What to do: Give the entries back exactly, dropping each image.

Excerpted records:
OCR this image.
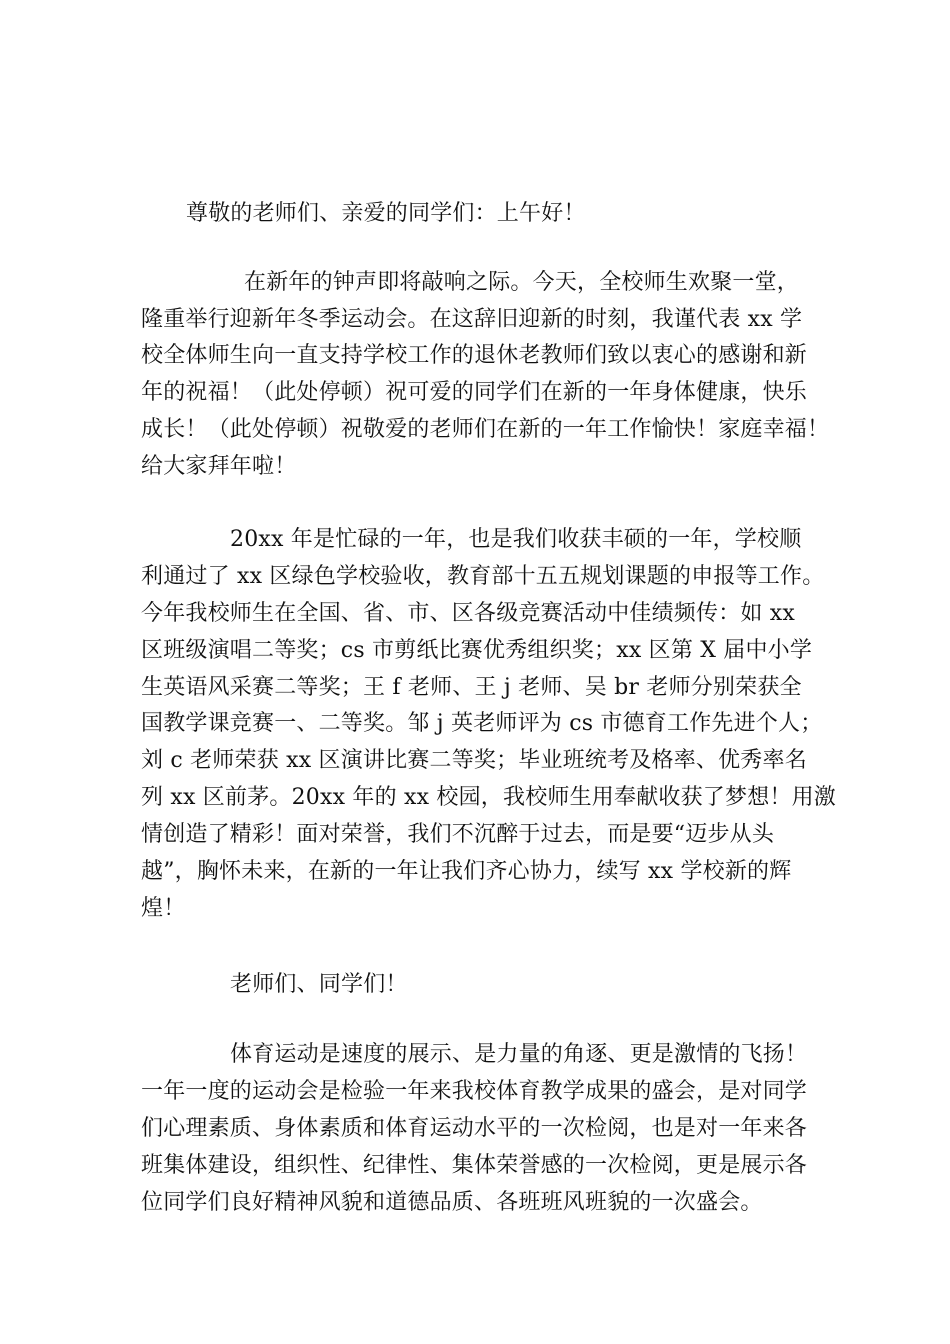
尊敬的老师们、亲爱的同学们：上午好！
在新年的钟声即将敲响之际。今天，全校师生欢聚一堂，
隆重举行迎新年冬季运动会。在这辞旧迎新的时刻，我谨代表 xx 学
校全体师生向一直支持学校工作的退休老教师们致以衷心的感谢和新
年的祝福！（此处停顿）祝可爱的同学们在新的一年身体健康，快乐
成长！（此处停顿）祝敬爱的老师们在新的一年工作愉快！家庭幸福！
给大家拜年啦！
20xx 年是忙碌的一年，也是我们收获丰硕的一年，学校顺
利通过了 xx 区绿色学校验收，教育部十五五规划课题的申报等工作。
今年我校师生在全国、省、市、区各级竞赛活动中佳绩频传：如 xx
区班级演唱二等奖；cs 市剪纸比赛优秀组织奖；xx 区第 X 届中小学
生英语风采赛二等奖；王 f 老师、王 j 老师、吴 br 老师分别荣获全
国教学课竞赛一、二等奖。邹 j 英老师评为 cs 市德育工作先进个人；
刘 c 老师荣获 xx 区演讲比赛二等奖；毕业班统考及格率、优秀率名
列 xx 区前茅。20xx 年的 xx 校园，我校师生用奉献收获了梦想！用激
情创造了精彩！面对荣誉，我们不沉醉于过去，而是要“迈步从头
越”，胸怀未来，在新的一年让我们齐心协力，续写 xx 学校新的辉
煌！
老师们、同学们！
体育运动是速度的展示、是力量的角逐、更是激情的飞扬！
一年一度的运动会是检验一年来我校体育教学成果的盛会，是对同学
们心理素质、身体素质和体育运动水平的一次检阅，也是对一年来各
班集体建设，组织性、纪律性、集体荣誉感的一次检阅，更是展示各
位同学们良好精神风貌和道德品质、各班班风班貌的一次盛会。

Answer to the exercise:
OCR this image.
尊敬的老师们、亲爱的同学们：上午好！
在新年的钟声即将敲响之际。今天，全校师生欢聚一堂，
隆重举行迎新年冬季运动会。在这辞旧迎新的时刻，我谨代表 xx 学
校全体师生向一直支持学校工作的退休老教师们致以衷心的感谢和新
年的祝福！（此处停顿）祝可爱的同学们在新的一年身体健康，快乐
成长！（此处停顿）祝敬爱的老师们在新的一年工作愉快！家庭幸福！
给大家拜年啦！
20xx 年是忙碌的一年，也是我们收获丰硕的一年，学校顺
利通过了 xx 区绿色学校验收，教育部十五五规划课题的申报等工作。
今年我校师生在全国、省、市、区各级竞赛活动中佳绩频传：如 xx
区班级演唱二等奖；cs 市剪纸比赛优秀组织奖；xx 区第 X 届中小学
生英语风采赛二等奖；王 f 老师、王 j 老师、吴 br 老师分别荣获全
国教学课竞赛一、二等奖。邹 j 英老师评为 cs 市德育工作先进个人；
刘 c 老师荣获 xx 区演讲比赛二等奖；毕业班统考及格率、优秀率名
列 xx 区前茅。20xx 年的 xx 校园，我校师生用奉献收获了梦想！用激
情创造了精彩！面对荣誉，我们不沉醉于过去，而是要“迈步从头
越”，胸怀未来，在新的一年让我们齐心协力，续写 xx 学校新的辉
煌！
老师们、同学们！
体育运动是速度的展示、是力量的角逐、更是激情的飞扬！
一年一度的运动会是检验一年来我校体育教学成果的盛会，是对同学
们心理素质、身体素质和体育运动水平的一次检阅，也是对一年来各
班集体建设，组织性、纪律性、集体荣誉感的一次检阅，更是展示各
位同学们良好精神风貌和道德品质、各班班风班貌的一次盛会。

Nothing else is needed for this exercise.